[Records that describe figures]
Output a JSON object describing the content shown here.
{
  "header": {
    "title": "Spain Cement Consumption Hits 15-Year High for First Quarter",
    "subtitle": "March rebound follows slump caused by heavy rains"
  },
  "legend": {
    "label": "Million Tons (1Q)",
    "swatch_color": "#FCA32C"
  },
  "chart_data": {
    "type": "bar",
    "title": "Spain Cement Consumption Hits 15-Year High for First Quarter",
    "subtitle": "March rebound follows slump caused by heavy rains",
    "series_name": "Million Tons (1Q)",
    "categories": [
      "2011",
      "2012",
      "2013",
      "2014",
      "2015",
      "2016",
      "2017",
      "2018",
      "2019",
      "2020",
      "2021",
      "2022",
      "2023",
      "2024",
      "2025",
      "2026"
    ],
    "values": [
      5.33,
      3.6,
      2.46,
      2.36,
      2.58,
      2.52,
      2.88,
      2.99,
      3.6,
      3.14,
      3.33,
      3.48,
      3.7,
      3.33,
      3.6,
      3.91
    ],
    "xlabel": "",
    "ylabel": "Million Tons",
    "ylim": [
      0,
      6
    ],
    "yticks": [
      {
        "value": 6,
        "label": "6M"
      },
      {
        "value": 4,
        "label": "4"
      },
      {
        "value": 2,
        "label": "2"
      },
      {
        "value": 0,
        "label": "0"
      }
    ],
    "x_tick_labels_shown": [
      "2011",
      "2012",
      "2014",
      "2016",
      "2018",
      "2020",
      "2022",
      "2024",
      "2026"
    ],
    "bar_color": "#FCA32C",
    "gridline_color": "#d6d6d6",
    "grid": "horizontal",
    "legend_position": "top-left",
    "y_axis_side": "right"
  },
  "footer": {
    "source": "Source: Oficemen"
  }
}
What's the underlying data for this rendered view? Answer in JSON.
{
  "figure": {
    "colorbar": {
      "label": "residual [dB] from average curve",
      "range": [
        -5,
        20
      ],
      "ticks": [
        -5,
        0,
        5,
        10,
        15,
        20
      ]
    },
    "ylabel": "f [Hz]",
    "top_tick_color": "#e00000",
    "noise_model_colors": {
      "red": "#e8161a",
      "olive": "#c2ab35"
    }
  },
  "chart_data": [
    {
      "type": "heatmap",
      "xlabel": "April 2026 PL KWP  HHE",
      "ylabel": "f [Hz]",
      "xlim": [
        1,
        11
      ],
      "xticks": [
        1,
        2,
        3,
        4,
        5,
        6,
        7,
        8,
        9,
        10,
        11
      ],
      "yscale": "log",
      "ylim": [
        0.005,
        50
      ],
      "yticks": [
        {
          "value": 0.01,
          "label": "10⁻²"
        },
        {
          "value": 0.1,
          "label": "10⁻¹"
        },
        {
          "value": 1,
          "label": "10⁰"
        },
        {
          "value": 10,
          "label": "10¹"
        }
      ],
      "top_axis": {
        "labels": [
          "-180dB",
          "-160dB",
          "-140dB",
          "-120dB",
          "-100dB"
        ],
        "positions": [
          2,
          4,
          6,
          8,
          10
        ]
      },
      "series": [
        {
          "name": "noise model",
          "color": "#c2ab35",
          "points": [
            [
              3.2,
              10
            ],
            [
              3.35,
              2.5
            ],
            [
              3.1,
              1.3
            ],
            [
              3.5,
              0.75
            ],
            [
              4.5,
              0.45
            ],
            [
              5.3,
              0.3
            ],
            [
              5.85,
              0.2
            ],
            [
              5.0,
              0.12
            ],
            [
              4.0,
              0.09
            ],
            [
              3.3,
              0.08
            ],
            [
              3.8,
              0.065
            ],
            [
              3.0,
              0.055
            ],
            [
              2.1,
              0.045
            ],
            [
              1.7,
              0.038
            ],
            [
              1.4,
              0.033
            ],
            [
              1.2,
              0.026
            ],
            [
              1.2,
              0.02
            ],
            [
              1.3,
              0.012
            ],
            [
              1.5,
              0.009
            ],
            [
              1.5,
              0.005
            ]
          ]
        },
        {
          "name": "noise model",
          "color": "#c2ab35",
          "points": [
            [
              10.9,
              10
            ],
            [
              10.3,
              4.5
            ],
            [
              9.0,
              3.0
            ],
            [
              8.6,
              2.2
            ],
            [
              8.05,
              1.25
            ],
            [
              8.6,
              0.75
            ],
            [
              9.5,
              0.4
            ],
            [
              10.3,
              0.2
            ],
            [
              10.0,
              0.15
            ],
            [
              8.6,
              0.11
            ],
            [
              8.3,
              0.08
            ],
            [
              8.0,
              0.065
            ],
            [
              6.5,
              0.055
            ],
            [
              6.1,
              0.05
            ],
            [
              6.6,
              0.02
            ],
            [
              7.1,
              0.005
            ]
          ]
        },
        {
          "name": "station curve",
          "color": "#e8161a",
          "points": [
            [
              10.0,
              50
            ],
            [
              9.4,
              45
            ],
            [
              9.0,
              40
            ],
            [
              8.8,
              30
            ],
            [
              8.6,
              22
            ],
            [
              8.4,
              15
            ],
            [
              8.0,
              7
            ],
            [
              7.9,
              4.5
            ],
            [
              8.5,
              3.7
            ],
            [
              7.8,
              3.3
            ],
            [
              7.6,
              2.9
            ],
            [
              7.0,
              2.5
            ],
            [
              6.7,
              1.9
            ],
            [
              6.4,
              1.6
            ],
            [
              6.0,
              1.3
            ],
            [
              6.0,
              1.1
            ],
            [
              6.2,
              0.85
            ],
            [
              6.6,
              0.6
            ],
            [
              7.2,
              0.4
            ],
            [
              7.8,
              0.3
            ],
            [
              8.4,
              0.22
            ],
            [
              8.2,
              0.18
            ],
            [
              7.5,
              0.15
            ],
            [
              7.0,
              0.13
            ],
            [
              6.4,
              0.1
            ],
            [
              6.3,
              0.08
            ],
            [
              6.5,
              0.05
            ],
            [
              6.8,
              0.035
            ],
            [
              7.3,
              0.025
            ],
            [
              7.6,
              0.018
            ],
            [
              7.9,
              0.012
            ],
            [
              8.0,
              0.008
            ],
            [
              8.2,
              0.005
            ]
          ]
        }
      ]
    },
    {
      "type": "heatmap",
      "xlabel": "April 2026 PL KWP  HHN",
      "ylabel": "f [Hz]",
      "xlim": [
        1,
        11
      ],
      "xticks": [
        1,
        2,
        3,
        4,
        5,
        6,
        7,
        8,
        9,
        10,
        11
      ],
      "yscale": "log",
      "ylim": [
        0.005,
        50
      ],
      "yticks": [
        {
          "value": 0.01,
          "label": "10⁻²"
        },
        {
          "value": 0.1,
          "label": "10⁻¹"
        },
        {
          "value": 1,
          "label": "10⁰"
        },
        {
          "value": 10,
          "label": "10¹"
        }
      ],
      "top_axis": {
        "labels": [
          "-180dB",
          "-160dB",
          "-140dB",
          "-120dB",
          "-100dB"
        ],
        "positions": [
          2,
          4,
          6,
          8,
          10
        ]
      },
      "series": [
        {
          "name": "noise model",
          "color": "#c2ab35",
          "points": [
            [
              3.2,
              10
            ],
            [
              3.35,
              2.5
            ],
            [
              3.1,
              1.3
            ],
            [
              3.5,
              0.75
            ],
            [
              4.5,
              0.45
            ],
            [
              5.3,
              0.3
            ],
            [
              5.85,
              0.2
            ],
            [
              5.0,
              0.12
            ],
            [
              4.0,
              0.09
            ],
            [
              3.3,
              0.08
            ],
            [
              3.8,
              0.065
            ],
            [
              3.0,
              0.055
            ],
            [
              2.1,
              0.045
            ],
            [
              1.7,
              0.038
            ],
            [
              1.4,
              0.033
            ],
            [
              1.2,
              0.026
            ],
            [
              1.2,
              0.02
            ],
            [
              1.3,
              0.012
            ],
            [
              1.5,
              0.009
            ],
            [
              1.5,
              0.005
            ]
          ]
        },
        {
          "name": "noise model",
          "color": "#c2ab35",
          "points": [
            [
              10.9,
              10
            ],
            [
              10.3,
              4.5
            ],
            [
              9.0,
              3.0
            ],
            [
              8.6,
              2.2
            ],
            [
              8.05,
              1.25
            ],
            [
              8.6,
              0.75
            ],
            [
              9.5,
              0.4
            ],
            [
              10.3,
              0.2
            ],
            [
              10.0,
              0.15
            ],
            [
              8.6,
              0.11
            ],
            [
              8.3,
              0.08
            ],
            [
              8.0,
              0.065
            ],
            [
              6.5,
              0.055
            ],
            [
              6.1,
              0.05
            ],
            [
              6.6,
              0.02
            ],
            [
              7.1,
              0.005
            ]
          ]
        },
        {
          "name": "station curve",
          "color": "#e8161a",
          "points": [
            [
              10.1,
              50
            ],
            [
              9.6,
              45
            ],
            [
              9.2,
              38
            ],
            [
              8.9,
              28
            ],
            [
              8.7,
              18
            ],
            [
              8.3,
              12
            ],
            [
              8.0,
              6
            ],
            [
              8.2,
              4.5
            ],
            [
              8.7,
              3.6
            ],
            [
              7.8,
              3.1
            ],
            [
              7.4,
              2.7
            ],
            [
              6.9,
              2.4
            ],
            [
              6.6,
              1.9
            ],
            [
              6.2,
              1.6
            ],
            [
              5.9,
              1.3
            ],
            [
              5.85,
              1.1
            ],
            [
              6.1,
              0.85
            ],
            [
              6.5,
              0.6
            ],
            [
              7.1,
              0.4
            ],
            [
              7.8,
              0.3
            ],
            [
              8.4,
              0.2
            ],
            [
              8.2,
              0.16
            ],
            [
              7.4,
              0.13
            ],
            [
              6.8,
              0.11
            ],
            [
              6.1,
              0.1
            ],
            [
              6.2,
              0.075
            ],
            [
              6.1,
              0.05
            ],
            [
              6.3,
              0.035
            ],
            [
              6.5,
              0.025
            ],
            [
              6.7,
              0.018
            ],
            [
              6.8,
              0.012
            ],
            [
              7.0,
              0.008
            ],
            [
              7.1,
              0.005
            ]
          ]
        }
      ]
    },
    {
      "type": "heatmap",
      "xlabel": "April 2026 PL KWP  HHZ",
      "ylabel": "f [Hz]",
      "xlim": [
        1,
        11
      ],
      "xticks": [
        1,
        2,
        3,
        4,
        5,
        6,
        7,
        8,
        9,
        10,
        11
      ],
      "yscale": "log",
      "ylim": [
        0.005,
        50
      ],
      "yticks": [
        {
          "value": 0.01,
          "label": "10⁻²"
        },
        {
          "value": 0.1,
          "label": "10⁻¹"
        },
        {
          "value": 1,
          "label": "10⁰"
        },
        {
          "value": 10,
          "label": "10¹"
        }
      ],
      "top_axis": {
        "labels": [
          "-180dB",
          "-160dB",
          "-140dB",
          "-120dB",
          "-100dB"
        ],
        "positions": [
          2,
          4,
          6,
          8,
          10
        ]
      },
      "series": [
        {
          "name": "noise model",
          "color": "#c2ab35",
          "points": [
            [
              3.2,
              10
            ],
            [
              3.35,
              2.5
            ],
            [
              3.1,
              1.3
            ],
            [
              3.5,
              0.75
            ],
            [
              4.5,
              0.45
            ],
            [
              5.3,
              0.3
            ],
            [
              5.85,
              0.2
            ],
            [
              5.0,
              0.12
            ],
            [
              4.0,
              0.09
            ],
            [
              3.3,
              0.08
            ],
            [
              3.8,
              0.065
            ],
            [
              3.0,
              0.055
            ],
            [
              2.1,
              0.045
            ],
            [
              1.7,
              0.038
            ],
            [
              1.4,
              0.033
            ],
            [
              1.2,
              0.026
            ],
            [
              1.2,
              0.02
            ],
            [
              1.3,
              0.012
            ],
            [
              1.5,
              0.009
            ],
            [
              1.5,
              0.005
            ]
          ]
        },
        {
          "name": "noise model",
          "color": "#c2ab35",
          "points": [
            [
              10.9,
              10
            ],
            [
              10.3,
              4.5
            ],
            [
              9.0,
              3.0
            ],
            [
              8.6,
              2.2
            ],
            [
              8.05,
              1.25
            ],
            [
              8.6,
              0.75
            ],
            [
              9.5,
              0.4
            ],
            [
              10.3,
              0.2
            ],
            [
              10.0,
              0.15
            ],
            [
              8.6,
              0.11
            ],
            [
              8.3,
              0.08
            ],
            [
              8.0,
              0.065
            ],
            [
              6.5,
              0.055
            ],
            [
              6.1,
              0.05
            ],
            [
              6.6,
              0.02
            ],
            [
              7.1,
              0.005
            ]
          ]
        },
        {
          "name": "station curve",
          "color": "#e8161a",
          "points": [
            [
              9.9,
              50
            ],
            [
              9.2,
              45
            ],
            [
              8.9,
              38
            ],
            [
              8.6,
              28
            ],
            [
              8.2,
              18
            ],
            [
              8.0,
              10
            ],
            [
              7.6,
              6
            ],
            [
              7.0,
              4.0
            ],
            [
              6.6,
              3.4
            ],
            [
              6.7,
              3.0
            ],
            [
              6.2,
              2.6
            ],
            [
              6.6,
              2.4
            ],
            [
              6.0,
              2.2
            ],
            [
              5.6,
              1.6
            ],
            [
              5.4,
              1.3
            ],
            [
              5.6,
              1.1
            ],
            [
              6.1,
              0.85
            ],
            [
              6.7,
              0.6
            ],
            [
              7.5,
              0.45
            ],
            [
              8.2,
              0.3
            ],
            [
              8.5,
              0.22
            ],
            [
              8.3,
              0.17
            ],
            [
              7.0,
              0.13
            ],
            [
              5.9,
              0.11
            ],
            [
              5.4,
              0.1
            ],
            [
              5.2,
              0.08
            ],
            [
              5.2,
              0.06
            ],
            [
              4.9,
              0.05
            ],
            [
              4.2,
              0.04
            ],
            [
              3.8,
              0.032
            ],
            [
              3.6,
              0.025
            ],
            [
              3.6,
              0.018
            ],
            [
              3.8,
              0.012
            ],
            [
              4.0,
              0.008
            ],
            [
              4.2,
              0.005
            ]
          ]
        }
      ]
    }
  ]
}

WHAT THE TASK ASKS: Pull out all lines in the data above that include "Tons".

WRITTEN SOLUTION:
    "label": "Million Tons (1Q)",
    "series_name": "Million Tons (1Q)",
    "ylabel": "Million Tons",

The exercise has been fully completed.